• _Exercise description_
Copy out every line of the material below word for word, leaving out the pictures.
· · · · ·
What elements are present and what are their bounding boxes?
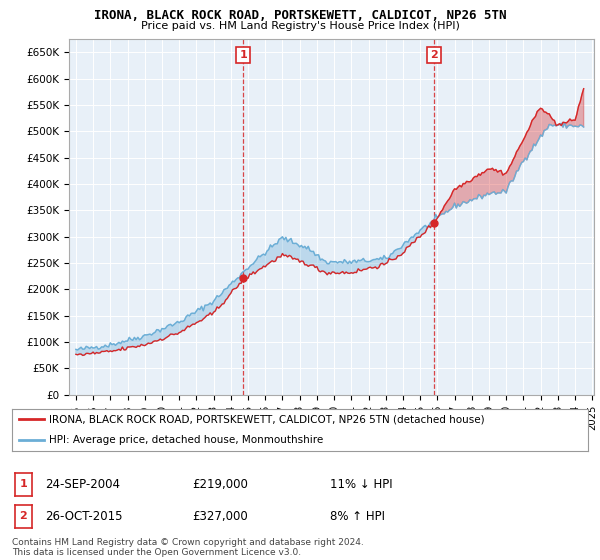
Text: 24-SEP-2004: 24-SEP-2004 — [45, 478, 120, 491]
Text: 1: 1 — [20, 479, 27, 489]
Text: 2: 2 — [430, 50, 438, 60]
Text: HPI: Average price, detached house, Monmouthshire: HPI: Average price, detached house, Monm… — [49, 435, 323, 445]
Text: IRONA, BLACK ROCK ROAD, PORTSKEWETT, CALDICOT, NP26 5TN (detached house): IRONA, BLACK ROCK ROAD, PORTSKEWETT, CAL… — [49, 414, 485, 424]
Text: Price paid vs. HM Land Registry's House Price Index (HPI): Price paid vs. HM Land Registry's House … — [140, 21, 460, 31]
Text: £327,000: £327,000 — [192, 510, 248, 523]
Text: £219,000: £219,000 — [192, 478, 248, 491]
Text: 1: 1 — [239, 50, 247, 60]
Text: 26-OCT-2015: 26-OCT-2015 — [45, 510, 122, 523]
Text: 11% ↓ HPI: 11% ↓ HPI — [330, 478, 392, 491]
Text: IRONA, BLACK ROCK ROAD, PORTSKEWETT, CALDICOT, NP26 5TN: IRONA, BLACK ROCK ROAD, PORTSKEWETT, CAL… — [94, 9, 506, 22]
Text: 8% ↑ HPI: 8% ↑ HPI — [330, 510, 385, 523]
Text: Contains HM Land Registry data © Crown copyright and database right 2024.
This d: Contains HM Land Registry data © Crown c… — [12, 538, 364, 557]
Text: 2: 2 — [20, 511, 27, 521]
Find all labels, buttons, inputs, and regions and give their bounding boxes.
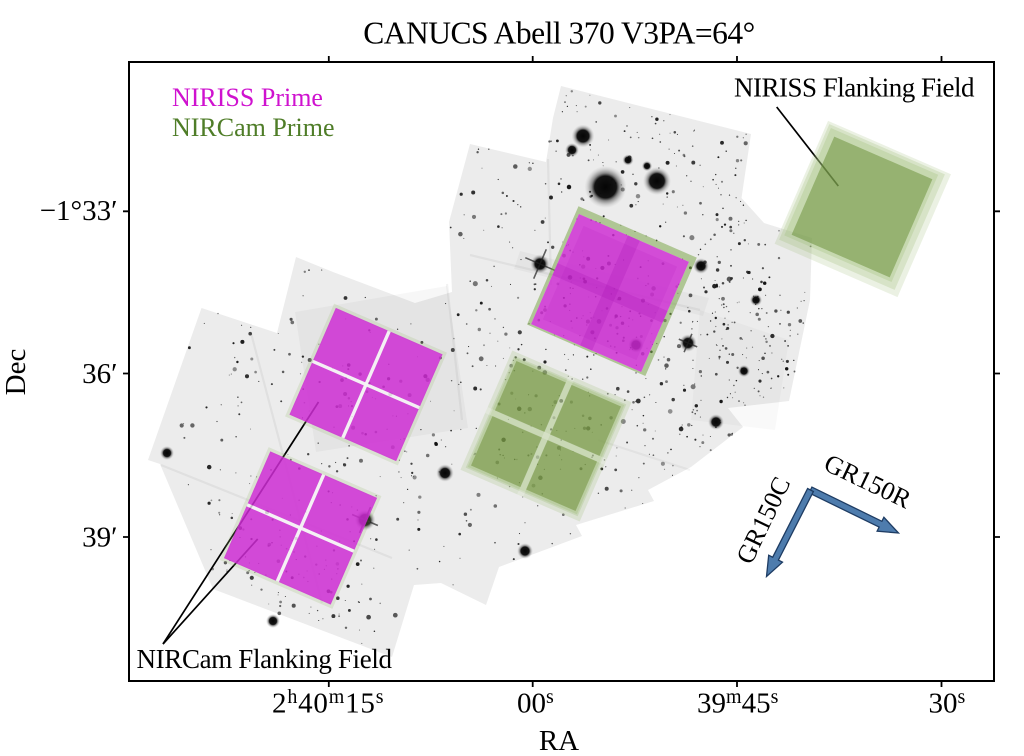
svg-text:−1°33′: −1°33′ <box>40 195 118 227</box>
svg-text:2h40m15s: 2h40m15s <box>272 686 384 720</box>
svg-text:36′: 36′ <box>82 358 117 390</box>
svg-text:CANUCS Abell 370 V3PA=64°: CANUCS Abell 370 V3PA=64° <box>363 15 755 50</box>
svg-text:NIRISS Prime: NIRISS Prime <box>172 83 323 112</box>
svg-text:Dec: Dec <box>0 349 32 396</box>
svg-text:NIRCam Prime: NIRCam Prime <box>172 113 335 142</box>
svg-text:39′: 39′ <box>82 521 117 553</box>
svg-text:RA: RA <box>539 725 579 756</box>
svg-text:NIRCam Flanking Field: NIRCam Flanking Field <box>137 644 393 674</box>
svg-text:NIRISS Flanking Field: NIRISS Flanking Field <box>734 73 975 103</box>
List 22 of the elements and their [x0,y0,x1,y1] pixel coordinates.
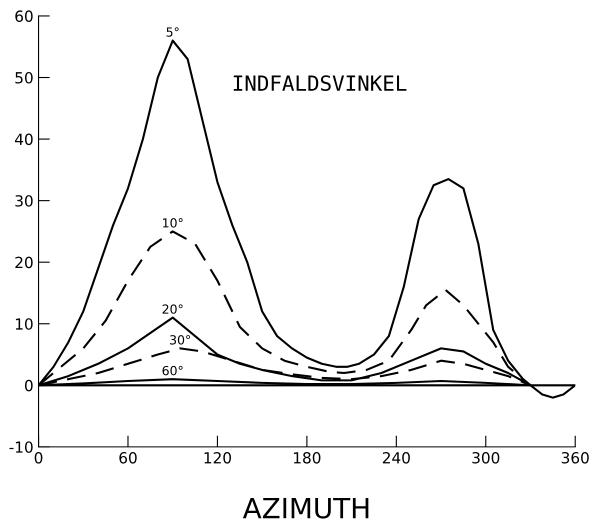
y-tick-label: 40 [14,134,33,146]
y-tick-label: 20 [15,256,33,268]
series-label: 20° [162,304,183,314]
series-label: 60° [162,366,183,376]
x-tick-label: 300 [472,452,500,464]
x-tick-label: 120 [204,452,231,464]
y-tick-label: 50 [15,72,33,84]
x-tick-label: 180 [294,452,320,464]
series-label: 5° [166,27,179,37]
x-tick-label: 360 [562,452,589,464]
y-tick-label: 0 [24,380,33,392]
x-tick-label: 240 [382,452,410,464]
x-tick-label: 60 [119,452,137,464]
annotation: INDFALDSVINKEL [234,75,406,92]
series-label: 30° [170,335,190,345]
y-tick-label: 60 [15,10,33,22]
series-label: 10° [163,218,183,228]
y-tick-label: 30 [15,195,33,207]
x-tick-label: 0 [34,452,42,464]
y-tick-label: 10 [16,318,33,330]
x-axis-title: AZIMUTH [242,498,368,519]
y-tick-label: -10 [9,441,33,453]
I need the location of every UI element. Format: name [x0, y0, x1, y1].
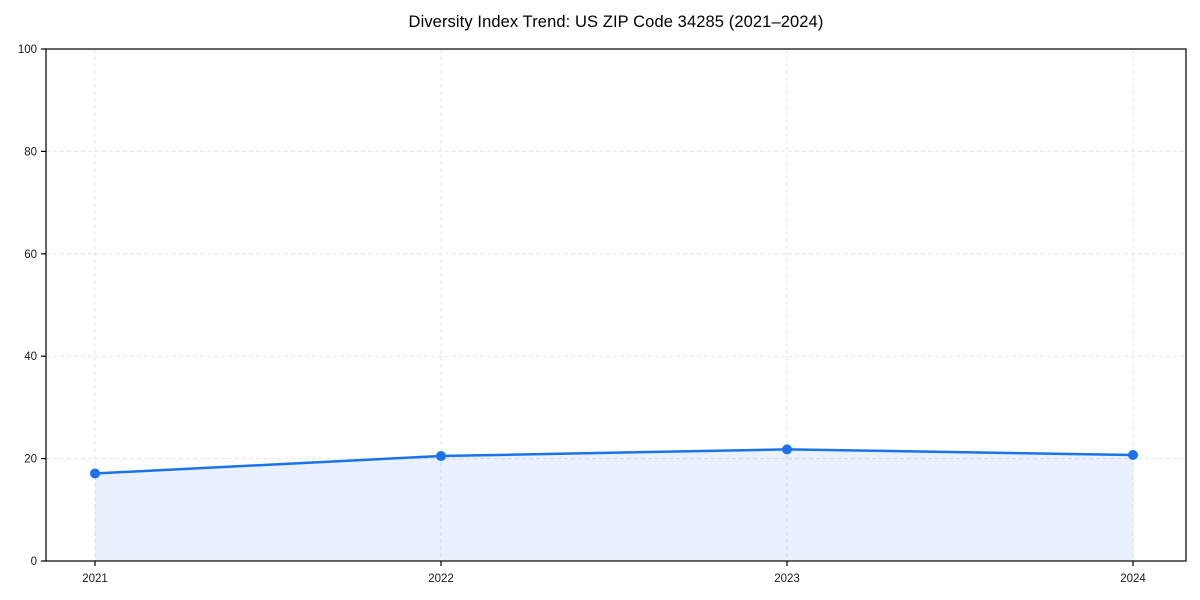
y-tick-label: 60 — [24, 249, 37, 261]
x-tick-label: 2024 — [1120, 573, 1146, 585]
data-point — [436, 451, 446, 462]
y-tick-label: 0 — [31, 556, 37, 568]
y-tick-label: 80 — [24, 146, 37, 158]
area-fill — [95, 449, 1133, 561]
x-tick-label: 2021 — [82, 573, 108, 585]
plot-border — [45, 48, 1187, 562]
y-tick-label: 40 — [24, 351, 37, 363]
y-tick-label: 20 — [24, 454, 37, 466]
series-line — [93, 448, 1135, 475]
y-tick-label: 100 — [18, 44, 37, 56]
data-point — [782, 444, 792, 455]
chart-title: Diversity Index Trend: US ZIP Code 34285… — [408, 13, 824, 31]
x-tick-label: 2022 — [428, 573, 454, 585]
x-tick-label: 2023 — [774, 573, 800, 585]
data-point — [90, 468, 100, 479]
data-point — [1128, 450, 1138, 461]
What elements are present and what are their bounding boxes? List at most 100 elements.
· · · · ·
• _Answer_
What elements are present and what are their bounding boxes?
Text: 24-SEP-2004: 24-SEP-2004 — [45, 478, 120, 491]
Text: 1: 1 — [20, 479, 27, 489]
Text: 2: 2 — [430, 50, 438, 60]
Text: HPI: Average price, detached house, Monmouthshire: HPI: Average price, detached house, Monm… — [49, 435, 323, 445]
Text: IRONA, BLACK ROCK ROAD, PORTSKEWETT, CALDICOT, NP26 5TN (detached house): IRONA, BLACK ROCK ROAD, PORTSKEWETT, CAL… — [49, 414, 485, 424]
Text: Price paid vs. HM Land Registry's House Price Index (HPI): Price paid vs. HM Land Registry's House … — [140, 21, 460, 31]
Text: £327,000: £327,000 — [192, 510, 248, 523]
Text: £219,000: £219,000 — [192, 478, 248, 491]
Text: 1: 1 — [239, 50, 247, 60]
Text: 26-OCT-2015: 26-OCT-2015 — [45, 510, 122, 523]
Text: 11% ↓ HPI: 11% ↓ HPI — [330, 478, 392, 491]
Text: IRONA, BLACK ROCK ROAD, PORTSKEWETT, CALDICOT, NP26 5TN: IRONA, BLACK ROCK ROAD, PORTSKEWETT, CAL… — [94, 9, 506, 22]
Text: 8% ↑ HPI: 8% ↑ HPI — [330, 510, 385, 523]
Text: Contains HM Land Registry data © Crown copyright and database right 2024.
This d: Contains HM Land Registry data © Crown c… — [12, 538, 364, 557]
Text: 2: 2 — [20, 511, 27, 521]
Find all labels, buttons, inputs, and regions and give their bounding boxes.
svg-text:−1°33′: −1°33′ <box>40 195 118 227</box>
svg-text:2h40m15s: 2h40m15s <box>272 686 384 720</box>
svg-text:36′: 36′ <box>82 358 117 390</box>
svg-text:CANUCS Abell 370 V3PA=64°: CANUCS Abell 370 V3PA=64° <box>363 15 755 50</box>
svg-text:NIRISS Prime: NIRISS Prime <box>172 83 323 112</box>
svg-text:Dec: Dec <box>0 349 32 396</box>
svg-text:NIRCam Prime: NIRCam Prime <box>172 113 335 142</box>
svg-text:39′: 39′ <box>82 521 117 553</box>
svg-text:RA: RA <box>539 725 579 756</box>
svg-text:NIRCam Flanking Field: NIRCam Flanking Field <box>137 644 393 674</box>
svg-text:NIRISS Flanking Field: NIRISS Flanking Field <box>734 73 975 103</box>
List 22 of the elements and their [x0,y0,x1,y1] pixel coordinates.
y-tick-label: 40 [14,134,33,146]
y-tick-label: 20 [15,256,33,268]
series-label: 20° [162,304,183,314]
series-label: 60° [162,366,183,376]
x-tick-label: 300 [472,452,500,464]
x-tick-label: 120 [204,452,231,464]
y-tick-label: 50 [15,72,33,84]
x-tick-label: 180 [294,452,320,464]
series-label: 5° [166,27,179,37]
x-tick-label: 360 [562,452,589,464]
y-tick-label: 0 [24,380,33,392]
x-tick-label: 240 [382,452,410,464]
x-tick-label: 60 [119,452,137,464]
annotation: INDFALDSVINKEL [234,75,406,92]
series-label: 30° [170,335,190,345]
y-tick-label: 60 [15,10,33,22]
series-label: 10° [163,218,183,228]
y-tick-label: 30 [15,195,33,207]
x-tick-label: 0 [34,452,42,464]
y-tick-label: 10 [16,318,33,330]
x-axis-title: AZIMUTH [242,498,368,519]
y-tick-label: -10 [9,441,33,453]
I need the location of every UI element. Format: name [x0, y0, x1, y1].
y-tick-label: 60 — [24, 249, 37, 261]
x-tick-label: 2024 — [1120, 573, 1146, 585]
data-point — [436, 451, 446, 462]
y-tick-label: 0 — [31, 556, 37, 568]
y-tick-label: 80 — [24, 146, 37, 158]
area-fill — [95, 449, 1133, 561]
x-tick-label: 2021 — [82, 573, 108, 585]
plot-border — [45, 48, 1187, 562]
y-tick-label: 40 — [24, 351, 37, 363]
y-tick-label: 20 — [24, 454, 37, 466]
series-line — [93, 448, 1135, 475]
y-tick-label: 100 — [18, 44, 37, 56]
data-point — [782, 444, 792, 455]
chart-title: Diversity Index Trend: US ZIP Code 34285… — [408, 13, 824, 31]
x-tick-label: 2022 — [428, 573, 454, 585]
x-tick-label: 2023 — [774, 573, 800, 585]
data-point — [90, 468, 100, 479]
data-point — [1128, 450, 1138, 461]
What elements are present and what are their bounding boxes? List at most 100 elements.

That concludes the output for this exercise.